:: Written problem ::
Look for the string "text" and copy every line that has it.

***** Extracted data *****

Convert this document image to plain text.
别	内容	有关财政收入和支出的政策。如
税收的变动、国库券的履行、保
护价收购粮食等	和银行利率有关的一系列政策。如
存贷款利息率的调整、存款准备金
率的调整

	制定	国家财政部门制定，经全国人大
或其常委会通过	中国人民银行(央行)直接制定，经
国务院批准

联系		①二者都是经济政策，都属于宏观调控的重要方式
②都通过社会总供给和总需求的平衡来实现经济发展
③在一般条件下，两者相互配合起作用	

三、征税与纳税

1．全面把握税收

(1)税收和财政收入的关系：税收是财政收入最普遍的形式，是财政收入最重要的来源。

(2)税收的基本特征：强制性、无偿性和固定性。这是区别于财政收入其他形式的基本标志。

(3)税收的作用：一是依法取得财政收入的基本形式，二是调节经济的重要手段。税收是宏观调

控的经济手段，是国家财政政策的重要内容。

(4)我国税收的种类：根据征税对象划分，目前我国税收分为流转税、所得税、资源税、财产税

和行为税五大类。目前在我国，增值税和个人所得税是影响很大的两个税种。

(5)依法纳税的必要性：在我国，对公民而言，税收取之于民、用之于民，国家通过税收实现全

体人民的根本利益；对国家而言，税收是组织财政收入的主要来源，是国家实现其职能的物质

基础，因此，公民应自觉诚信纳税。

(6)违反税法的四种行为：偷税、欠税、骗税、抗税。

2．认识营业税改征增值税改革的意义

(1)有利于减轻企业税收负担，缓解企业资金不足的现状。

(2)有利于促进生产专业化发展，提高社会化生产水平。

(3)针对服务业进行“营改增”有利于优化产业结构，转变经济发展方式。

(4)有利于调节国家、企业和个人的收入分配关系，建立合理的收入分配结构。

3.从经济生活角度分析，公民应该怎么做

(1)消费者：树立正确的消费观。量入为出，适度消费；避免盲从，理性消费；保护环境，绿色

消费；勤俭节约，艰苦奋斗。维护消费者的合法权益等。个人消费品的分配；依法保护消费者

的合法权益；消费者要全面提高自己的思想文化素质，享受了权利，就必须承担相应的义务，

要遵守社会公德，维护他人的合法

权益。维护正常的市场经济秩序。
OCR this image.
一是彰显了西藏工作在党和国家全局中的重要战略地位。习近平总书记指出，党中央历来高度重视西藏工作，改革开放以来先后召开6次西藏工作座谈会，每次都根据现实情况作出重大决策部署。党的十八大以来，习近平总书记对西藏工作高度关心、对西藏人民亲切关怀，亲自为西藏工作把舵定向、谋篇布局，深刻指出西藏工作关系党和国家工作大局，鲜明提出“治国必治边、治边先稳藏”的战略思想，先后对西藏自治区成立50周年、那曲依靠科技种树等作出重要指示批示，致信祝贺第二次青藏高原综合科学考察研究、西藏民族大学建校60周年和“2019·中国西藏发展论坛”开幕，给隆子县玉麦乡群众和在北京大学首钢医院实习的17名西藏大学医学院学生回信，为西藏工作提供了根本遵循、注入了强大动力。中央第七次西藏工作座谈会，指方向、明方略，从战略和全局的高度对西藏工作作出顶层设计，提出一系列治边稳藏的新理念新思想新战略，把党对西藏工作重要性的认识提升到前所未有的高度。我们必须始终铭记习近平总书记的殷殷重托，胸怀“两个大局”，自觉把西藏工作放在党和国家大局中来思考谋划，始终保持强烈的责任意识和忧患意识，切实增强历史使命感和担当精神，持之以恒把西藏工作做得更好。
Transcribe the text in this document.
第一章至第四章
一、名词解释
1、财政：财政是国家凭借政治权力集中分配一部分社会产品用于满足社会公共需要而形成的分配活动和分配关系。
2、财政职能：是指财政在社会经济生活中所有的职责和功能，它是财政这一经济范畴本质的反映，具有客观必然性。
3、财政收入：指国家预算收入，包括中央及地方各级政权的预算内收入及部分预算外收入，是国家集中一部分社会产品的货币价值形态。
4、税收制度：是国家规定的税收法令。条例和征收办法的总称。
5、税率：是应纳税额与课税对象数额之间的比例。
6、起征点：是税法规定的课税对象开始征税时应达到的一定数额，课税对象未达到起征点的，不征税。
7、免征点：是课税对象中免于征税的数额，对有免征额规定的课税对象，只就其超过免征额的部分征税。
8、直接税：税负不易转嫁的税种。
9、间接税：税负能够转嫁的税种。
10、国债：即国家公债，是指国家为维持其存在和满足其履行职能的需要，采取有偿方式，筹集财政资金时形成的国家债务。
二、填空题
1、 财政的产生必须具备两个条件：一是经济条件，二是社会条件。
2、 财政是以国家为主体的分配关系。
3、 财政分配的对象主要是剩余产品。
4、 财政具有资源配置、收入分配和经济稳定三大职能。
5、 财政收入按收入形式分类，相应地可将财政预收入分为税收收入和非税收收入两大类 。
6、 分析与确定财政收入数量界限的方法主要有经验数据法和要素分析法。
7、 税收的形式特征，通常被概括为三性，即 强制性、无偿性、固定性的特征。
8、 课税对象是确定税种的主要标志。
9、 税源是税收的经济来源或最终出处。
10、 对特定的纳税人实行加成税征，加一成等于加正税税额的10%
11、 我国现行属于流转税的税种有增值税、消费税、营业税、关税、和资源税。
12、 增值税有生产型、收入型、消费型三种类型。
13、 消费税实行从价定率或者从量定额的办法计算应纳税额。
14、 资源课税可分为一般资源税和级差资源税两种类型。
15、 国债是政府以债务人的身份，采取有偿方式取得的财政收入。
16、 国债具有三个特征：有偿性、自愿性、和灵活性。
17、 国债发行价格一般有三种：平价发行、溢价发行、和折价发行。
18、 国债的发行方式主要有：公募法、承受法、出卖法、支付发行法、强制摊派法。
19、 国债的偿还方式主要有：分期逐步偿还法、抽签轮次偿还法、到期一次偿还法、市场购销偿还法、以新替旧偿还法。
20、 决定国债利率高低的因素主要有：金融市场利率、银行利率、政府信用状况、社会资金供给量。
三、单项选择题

*****

:: Worked answer ::
Convert this document image to plain text.
Transcribe the text in this document.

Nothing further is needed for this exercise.